» WHAT YOU NEED TO DO
Exactly reproduce the lines that follow.

» PROVIDED MATERIAL

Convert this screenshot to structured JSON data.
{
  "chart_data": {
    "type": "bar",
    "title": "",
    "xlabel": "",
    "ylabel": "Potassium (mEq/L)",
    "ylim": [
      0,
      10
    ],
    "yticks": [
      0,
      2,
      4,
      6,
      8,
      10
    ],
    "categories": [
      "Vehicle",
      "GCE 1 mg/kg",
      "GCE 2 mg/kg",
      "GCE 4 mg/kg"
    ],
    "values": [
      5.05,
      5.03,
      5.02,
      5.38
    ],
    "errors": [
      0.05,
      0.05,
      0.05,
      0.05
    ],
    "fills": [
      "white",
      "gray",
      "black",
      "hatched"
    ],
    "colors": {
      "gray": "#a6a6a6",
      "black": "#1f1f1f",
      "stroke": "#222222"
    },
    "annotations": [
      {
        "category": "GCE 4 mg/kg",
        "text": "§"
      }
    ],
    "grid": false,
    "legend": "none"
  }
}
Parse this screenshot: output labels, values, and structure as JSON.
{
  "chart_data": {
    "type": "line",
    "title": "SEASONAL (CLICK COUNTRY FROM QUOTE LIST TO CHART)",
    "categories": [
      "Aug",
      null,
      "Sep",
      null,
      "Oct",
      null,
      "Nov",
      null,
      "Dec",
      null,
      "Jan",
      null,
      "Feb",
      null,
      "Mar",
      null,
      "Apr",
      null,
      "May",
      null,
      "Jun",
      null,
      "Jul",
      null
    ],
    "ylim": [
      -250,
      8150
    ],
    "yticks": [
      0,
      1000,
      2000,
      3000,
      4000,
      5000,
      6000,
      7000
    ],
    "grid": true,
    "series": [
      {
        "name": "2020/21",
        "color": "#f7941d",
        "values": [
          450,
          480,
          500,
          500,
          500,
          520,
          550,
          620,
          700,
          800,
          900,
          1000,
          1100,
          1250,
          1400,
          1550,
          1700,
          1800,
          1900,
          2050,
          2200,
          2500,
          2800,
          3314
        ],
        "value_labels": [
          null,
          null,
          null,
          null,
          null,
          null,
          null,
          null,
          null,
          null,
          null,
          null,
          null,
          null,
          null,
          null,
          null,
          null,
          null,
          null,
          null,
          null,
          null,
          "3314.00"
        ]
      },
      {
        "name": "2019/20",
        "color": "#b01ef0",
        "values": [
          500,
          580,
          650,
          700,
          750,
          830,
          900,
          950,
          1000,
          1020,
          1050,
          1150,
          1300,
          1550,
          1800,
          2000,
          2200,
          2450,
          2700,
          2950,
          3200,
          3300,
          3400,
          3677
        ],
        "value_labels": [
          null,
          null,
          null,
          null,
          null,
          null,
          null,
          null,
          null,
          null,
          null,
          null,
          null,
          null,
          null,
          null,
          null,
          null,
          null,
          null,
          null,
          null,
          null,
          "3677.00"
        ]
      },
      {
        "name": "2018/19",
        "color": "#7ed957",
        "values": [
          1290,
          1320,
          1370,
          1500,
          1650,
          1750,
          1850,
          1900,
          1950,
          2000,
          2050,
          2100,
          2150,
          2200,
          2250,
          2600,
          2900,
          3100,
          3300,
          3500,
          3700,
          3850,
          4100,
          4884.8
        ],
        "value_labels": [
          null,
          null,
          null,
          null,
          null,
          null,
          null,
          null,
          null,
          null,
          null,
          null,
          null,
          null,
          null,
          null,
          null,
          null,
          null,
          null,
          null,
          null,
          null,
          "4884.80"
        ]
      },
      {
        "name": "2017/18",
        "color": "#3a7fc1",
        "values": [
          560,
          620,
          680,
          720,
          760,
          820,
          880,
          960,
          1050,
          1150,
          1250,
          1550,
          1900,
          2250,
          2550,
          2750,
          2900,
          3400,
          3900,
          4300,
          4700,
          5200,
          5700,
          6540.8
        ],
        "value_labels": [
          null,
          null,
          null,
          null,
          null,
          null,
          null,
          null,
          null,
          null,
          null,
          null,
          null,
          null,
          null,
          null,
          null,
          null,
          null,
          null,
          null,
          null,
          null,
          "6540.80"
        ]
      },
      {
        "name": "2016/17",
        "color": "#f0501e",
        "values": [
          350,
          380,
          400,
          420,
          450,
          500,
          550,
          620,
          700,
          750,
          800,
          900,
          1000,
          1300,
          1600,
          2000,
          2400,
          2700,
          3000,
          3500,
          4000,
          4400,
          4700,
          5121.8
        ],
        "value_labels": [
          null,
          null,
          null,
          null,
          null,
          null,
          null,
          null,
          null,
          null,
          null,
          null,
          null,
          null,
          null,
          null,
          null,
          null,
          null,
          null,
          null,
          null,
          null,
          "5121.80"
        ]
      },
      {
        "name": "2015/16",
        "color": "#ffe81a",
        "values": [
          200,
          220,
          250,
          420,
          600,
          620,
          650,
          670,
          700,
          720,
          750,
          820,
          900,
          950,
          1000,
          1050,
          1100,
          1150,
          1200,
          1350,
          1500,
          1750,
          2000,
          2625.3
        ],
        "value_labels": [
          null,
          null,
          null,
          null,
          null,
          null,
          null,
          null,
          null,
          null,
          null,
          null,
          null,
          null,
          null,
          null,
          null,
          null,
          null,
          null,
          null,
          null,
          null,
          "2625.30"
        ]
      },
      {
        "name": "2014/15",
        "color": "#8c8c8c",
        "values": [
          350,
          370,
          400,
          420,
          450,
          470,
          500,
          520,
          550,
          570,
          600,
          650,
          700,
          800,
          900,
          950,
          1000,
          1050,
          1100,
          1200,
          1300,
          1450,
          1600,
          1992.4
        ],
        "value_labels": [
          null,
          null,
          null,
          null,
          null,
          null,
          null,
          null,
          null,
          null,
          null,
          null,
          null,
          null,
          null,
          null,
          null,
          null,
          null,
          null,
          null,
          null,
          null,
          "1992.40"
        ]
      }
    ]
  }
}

» RESULT FOR THIS EXERCISE
Convert this screenshot to structured JSON data.
{
  "chart_data": {
    "type": "bar",
    "title": "",
    "xlabel": "",
    "ylabel": "Potassium (mEq/L)",
    "ylim": [
      0,
      10
    ],
    "yticks": [
      0,
      2,
      4,
      6,
      8,
      10
    ],
    "categories": [
      "Vehicle",
      "GCE 1 mg/kg",
      "GCE 2 mg/kg",
      "GCE 4 mg/kg"
    ],
    "values": [
      5.05,
      5.03,
      5.02,
      5.38
    ],
    "errors": [
      0.05,
      0.05,
      0.05,
      0.05
    ],
    "fills": [
      "white",
      "gray",
      "black",
      "hatched"
    ],
    "colors": {
      "gray": "#a6a6a6",
      "black": "#1f1f1f",
      "stroke": "#222222"
    },
    "annotations": [
      {
        "category": "GCE 4 mg/kg",
        "text": "§"
      }
    ],
    "grid": false,
    "legend": "none"
  }
}
Parse this screenshot: output labels, values, and structure as JSON.
{
  "chart_data": {
    "type": "line",
    "title": "SEASONAL (CLICK COUNTRY FROM QUOTE LIST TO CHART)",
    "categories": [
      "Aug",
      null,
      "Sep",
      null,
      "Oct",
      null,
      "Nov",
      null,
      "Dec",
      null,
      "Jan",
      null,
      "Feb",
      null,
      "Mar",
      null,
      "Apr",
      null,
      "May",
      null,
      "Jun",
      null,
      "Jul",
      null
    ],
    "ylim": [
      -250,
      8150
    ],
    "yticks": [
      0,
      1000,
      2000,
      3000,
      4000,
      5000,
      6000,
      7000
    ],
    "grid": true,
    "series": [
      {
        "name": "2020/21",
        "color": "#f7941d",
        "values": [
          450,
          480,
          500,
          500,
          500,
          520,
          550,
          620,
          700,
          800,
          900,
          1000,
          1100,
          1250,
          1400,
          1550,
          1700,
          1800,
          1900,
          2050,
          2200,
          2500,
          2800,
          3314
        ],
        "value_labels": [
          null,
          null,
          null,
          null,
          null,
          null,
          null,
          null,
          null,
          null,
          null,
          null,
          null,
          null,
          null,
          null,
          null,
          null,
          null,
          null,
          null,
          null,
          null,
          "3314.00"
        ]
      },
      {
        "name": "2019/20",
        "color": "#b01ef0",
        "values": [
          500,
          580,
          650,
          700,
          750,
          830,
          900,
          950,
          1000,
          1020,
          1050,
          1150,
          1300,
          1550,
          1800,
          2000,
          2200,
          2450,
          2700,
          2950,
          3200,
          3300,
          3400,
          3677
        ],
        "value_labels": [
          null,
          null,
          null,
          null,
          null,
          null,
          null,
          null,
          null,
          null,
          null,
          null,
          null,
          null,
          null,
          null,
          null,
          null,
          null,
          null,
          null,
          null,
          null,
          "3677.00"
        ]
      },
      {
        "name": "2018/19",
        "color": "#7ed957",
        "values": [
          1290,
          1320,
          1370,
          1500,
          1650,
          1750,
          1850,
          1900,
          1950,
          2000,
          2050,
          2100,
          2150,
          2200,
          2250,
          2600,
          2900,
          3100,
          3300,
          3500,
          3700,
          3850,
          4100,
          4884.8
        ],
        "value_labels": [
          null,
          null,
          null,
          null,
          null,
          null,
          null,
          null,
          null,
          null,
          null,
          null,
          null,
          null,
          null,
          null,
          null,
          null,
          null,
          null,
          null,
          null,
          null,
          "4884.80"
        ]
      },
      {
        "name": "2017/18",
        "color": "#3a7fc1",
        "values": [
          560,
          620,
          680,
          720,
          760,
          820,
          880,
          960,
          1050,
          1150,
          1250,
          1550,
          1900,
          2250,
          2550,
          2750,
          2900,
          3400,
          3900,
          4300,
          4700,
          5200,
          5700,
          6540.8
        ],
        "value_labels": [
          null,
          null,
          null,
          null,
          null,
          null,
          null,
          null,
          null,
          null,
          null,
          null,
          null,
          null,
          null,
          null,
          null,
          null,
          null,
          null,
          null,
          null,
          null,
          "6540.80"
        ]
      },
      {
        "name": "2016/17",
        "color": "#f0501e",
        "values": [
          350,
          380,
          400,
          420,
          450,
          500,
          550,
          620,
          700,
          750,
          800,
          900,
          1000,
          1300,
          1600,
          2000,
          2400,
          2700,
          3000,
          3500,
          4000,
          4400,
          4700,
          5121.8
        ],
        "value_labels": [
          null,
          null,
          null,
          null,
          null,
          null,
          null,
          null,
          null,
          null,
          null,
          null,
          null,
          null,
          null,
          null,
          null,
          null,
          null,
          null,
          null,
          null,
          null,
          "5121.80"
        ]
      },
      {
        "name": "2015/16",
        "color": "#ffe81a",
        "values": [
          200,
          220,
          250,
          420,
          600,
          620,
          650,
          670,
          700,
          720,
          750,
          820,
          900,
          950,
          1000,
          1050,
          1100,
          1150,
          1200,
          1350,
          1500,
          1750,
          2000,
          2625.3
        ],
        "value_labels": [
          null,
          null,
          null,
          null,
          null,
          null,
          null,
          null,
          null,
          null,
          null,
          null,
          null,
          null,
          null,
          null,
          null,
          null,
          null,
          null,
          null,
          null,
          null,
          "2625.30"
        ]
      },
      {
        "name": "2014/15",
        "color": "#8c8c8c",
        "values": [
          350,
          370,
          400,
          420,
          450,
          470,
          500,
          520,
          550,
          570,
          600,
          650,
          700,
          800,
          900,
          950,
          1000,
          1050,
          1100,
          1200,
          1300,
          1450,
          1600,
          1992.4
        ],
        "value_labels": [
          null,
          null,
          null,
          null,
          null,
          null,
          null,
          null,
          null,
          null,
          null,
          null,
          null,
          null,
          null,
          null,
          null,
          null,
          null,
          null,
          null,
          null,
          null,
          "1992.40"
        ]
      }
    ]
  }
}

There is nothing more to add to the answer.